# START OF INFORMATION SUPPLIED

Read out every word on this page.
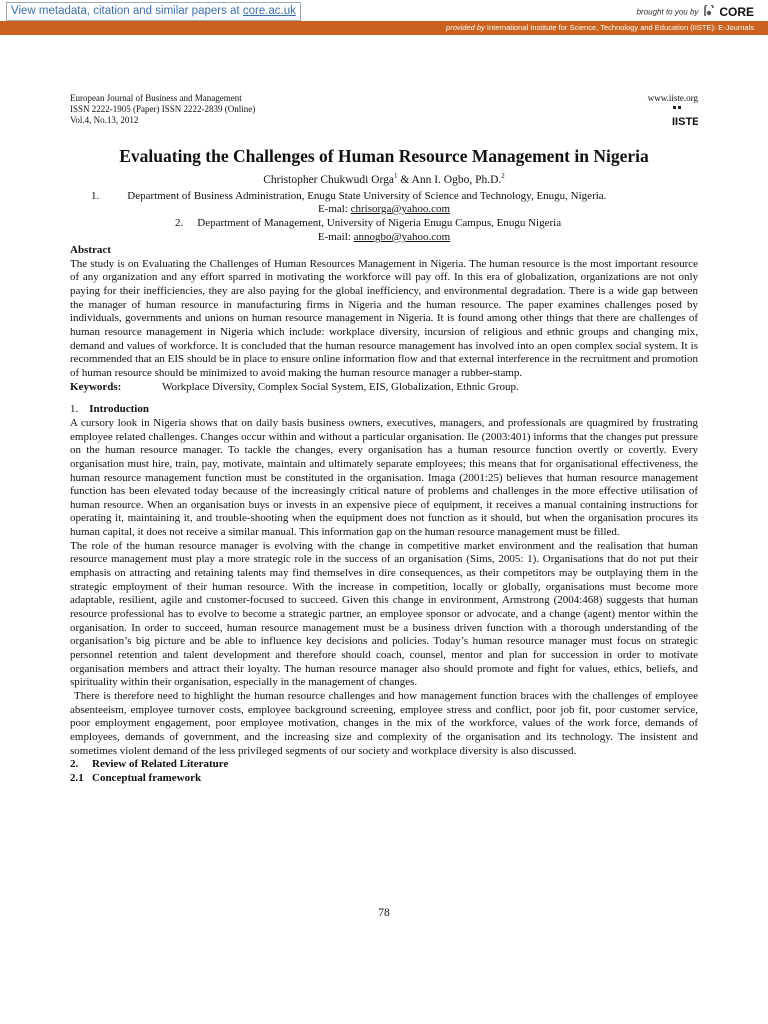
View metadata, citation and similar papers at core.ac.uk	brought to you by CORE
provided by International Institute for Science, Technology and Education (IISTE): E-Journals
European Journal of Business and Management
ISSN 2222-1905 (Paper) ISSN 2222-2839 (Online)
Vol.4, No.13, 2012
www.iiste.org
IISTE
Evaluating the Challenges of Human Resource Management in Nigeria
Christopher Chukwudi Orga$^1$ & Ann I. Ogbo, Ph.D.$^2$
1.	Department of Business Administration, Enugu State University of Science and Technology, Enugu, Nigeria.
E-mal: chrisorga@yahoo.com
2. Department of Management, University of Nigeria Enugu Campus, Enugu Nigeria
E-mail: annogbo@yahoo.com

Abstract

The study is on Evaluating the Challenges of Human Resources Management in Nigeria. The human resource is the most important resource of any organization and any effort sparred in motivating the workforce will pay off. In this era of globalization, organizations are not only paying for their inefficiencies, they are also paying for the global inefficiency, and environmental degradation. There is a wide gap between the manager of human resource in manufacturing firms in Nigeria and the human resource. The paper examines challenges posed by individuals, governments and unions on human resource management in Nigeria. It is found among other things that there are challenges of human resource management in Nigeria which include: workplace diversity, incursion of religious and ethnic groups and changing mix, demand and values of workforce. It is concluded that the human resource management has involved into an open complex social system. It is recommended that an EIS should be in place to ensure online information flow and that external interference in the recruitment and promotion of human resource should be minimized to avoid making the human resource manager a rubber-stamp.

Keywords:	Workplace Diversity, Complex Social System, EIS, Globalization, Ethnic Group.

1. Introduction

A cursory look in Nigeria shows that on daily basis business owners, executives, managers, and professionals are quagmired by frustrating employee related challenges. Changes occur within and without a particular organisation. Ile (2003:401) informs that the changes put pressure on the human resource manager. To tackle the changes, every organisation has a human resource function overtly or covertly. Every organisation must hire, train, pay, motivate, maintain and ultimately separate employees; this means that for organisational effectiveness, the human resource management function must be constituted in the organisation. Imaga (2001:25) believes that human resource management function has been elevated today because of the increasingly critical nature of problems and challenges in the more effective utilisation of human resource. When an organisation buys or invests in an expensive piece of equipment, it receives a manual containing instructions for operating it, maintaining it, and trouble-shooting when the equipment does not function as it should, but when the organisation procures its human capital, it does not receive a similar manual. This information gap on the human resource management must be filled.

The role of the human resource manager is evolving with the change in competitive market environment and the realisation that human resource management must play a more strategic role in the success of an organisation (Sims, 2005: 1). Organisations that do not put their emphasis on attracting and retaining talents may find themselves in dire consequences, as their competitors may be outplaying them in the strategic employment of their human resource. With the increase in competition, locally or globally, organisations must become more adaptable, resilient, agile and customer-focused to succeed. Given this change in environment, Armstrong (2004:468) suggests that human resource professional has to evolve to become a strategic partner, an employee sponsor or advocate, and a change (agent) mentor within the organisation. In order to succeed, human resource management must be a business driven function with a thorough understanding of the organisation’s big picture and be able to influence key decisions and policies. Today’s human resource manager must focus on strategic personnel retention and talent development and therefore should coach, counsel, mentor and plan for succession in order to motivate organisation members and attract their loyalty. The human resource manager also should promote and fight for values, ethics, beliefs, and spirituality within their organisation, especially in the management of changes.

There is therefore need to highlight the human resource challenges and how management function braces with the challenges of employee absenteeism, employee turnover costs, employee background screening, employee stress and conflict, poor job fit, poor customer service, poor employment engagement, poor employee motivation, changes in the mix of the workforce, values of the work force, demands of employees, demands of government, and the increasing size and complexity of the organisation and its technology. The insistent and sometimes violent demand of the less privileged segments of our society and workplace diversity is also discussed.

2. Review of Related Literature

2.1 Conceptual framework

78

# END OF INFORMATION SUPPLIED

§ **TASK BRIEF**:
Extract every line of the data exactly; pictures stay out.

§ **OUTPUT BELOW**:
Read out every word on this page.
View metadata, citation and similar papers at core.ac.uk	brought to you by CORE
provided by International Institute for Science, Technology and Education (IISTE): E-Journals
European Journal of Business and Management
ISSN 2222-1905 (Paper) ISSN 2222-2839 (Online)
Vol.4, No.13, 2012
www.iiste.org
IISTE
Evaluating the Challenges of Human Resource Management in Nigeria
Christopher Chukwudi Orga$^1$ & Ann I. Ogbo, Ph.D.$^2$
1.	Department of Business Administration, Enugu State University of Science and Technology, Enugu, Nigeria.
E-mal: chrisorga@yahoo.com
2. Department of Management, University of Nigeria Enugu Campus, Enugu Nigeria
E-mail: annogbo@yahoo.com

Abstract

The study is on Evaluating the Challenges of Human Resources Management in Nigeria. The human resource is the most important resource of any organization and any effort sparred in motivating the workforce will pay off. In this era of globalization, organizations are not only paying for their inefficiencies, they are also paying for the global inefficiency, and environmental degradation. There is a wide gap between the manager of human resource in manufacturing firms in Nigeria and the human resource. The paper examines challenges posed by individuals, governments and unions on human resource management in Nigeria. It is found among other things that there are challenges of human resource management in Nigeria which include: workplace diversity, incursion of religious and ethnic groups and changing mix, demand and values of workforce. It is concluded that the human resource management has involved into an open complex social system. It is recommended that an EIS should be in place to ensure online information flow and that external interference in the recruitment and promotion of human resource should be minimized to avoid making the human resource manager a rubber-stamp.

Keywords:	Workplace Diversity, Complex Social System, EIS, Globalization, Ethnic Group.

1. Introduction

A cursory look in Nigeria shows that on daily basis business owners, executives, managers, and professionals are quagmired by frustrating employee related challenges. Changes occur within and without a particular organisation. Ile (2003:401) informs that the changes put pressure on the human resource manager. To tackle the changes, every organisation has a human resource function overtly or covertly. Every organisation must hire, train, pay, motivate, maintain and ultimately separate employees; this means that for organisational effectiveness, the human resource management function must be constituted in the organisation. Imaga (2001:25) believes that human resource management function has been elevated today because of the increasingly critical nature of problems and challenges in the more effective utilisation of human resource. When an organisation buys or invests in an expensive piece of equipment, it receives a manual containing instructions for operating it, maintaining it, and trouble-shooting when the equipment does not function as it should, but when the organisation procures its human capital, it does not receive a similar manual. This information gap on the human resource management must be filled.

The role of the human resource manager is evolving with the change in competitive market environment and the realisation that human resource management must play a more strategic role in the success of an organisation (Sims, 2005: 1). Organisations that do not put their emphasis on attracting and retaining talents may find themselves in dire consequences, as their competitors may be outplaying them in the strategic employment of their human resource. With the increase in competition, locally or globally, organisations must become more adaptable, resilient, agile and customer-focused to succeed. Given this change in environment, Armstrong (2004:468) suggests that human resource professional has to evolve to become a strategic partner, an employee sponsor or advocate, and a change (agent) mentor within the organisation. In order to succeed, human resource management must be a business driven function with a thorough understanding of the organisation’s big picture and be able to influence key decisions and policies. Today’s human resource manager must focus on strategic personnel retention and talent development and therefore should coach, counsel, mentor and plan for succession in order to motivate organisation members and attract their loyalty. The human resource manager also should promote and fight for values, ethics, beliefs, and spirituality within their organisation, especially in the management of changes.

There is therefore need to highlight the human resource challenges and how management function braces with the challenges of employee absenteeism, employee turnover costs, employee background screening, employee stress and conflict, poor job fit, poor customer service, poor employment engagement, poor employee motivation, changes in the mix of the workforce, values of the work force, demands of employees, demands of government, and the increasing size and complexity of the organisation and its technology. The insistent and sometimes violent demand of the less privileged segments of our society and workplace diversity is also discussed.

2. Review of Related Literature

2.1 Conceptual framework

78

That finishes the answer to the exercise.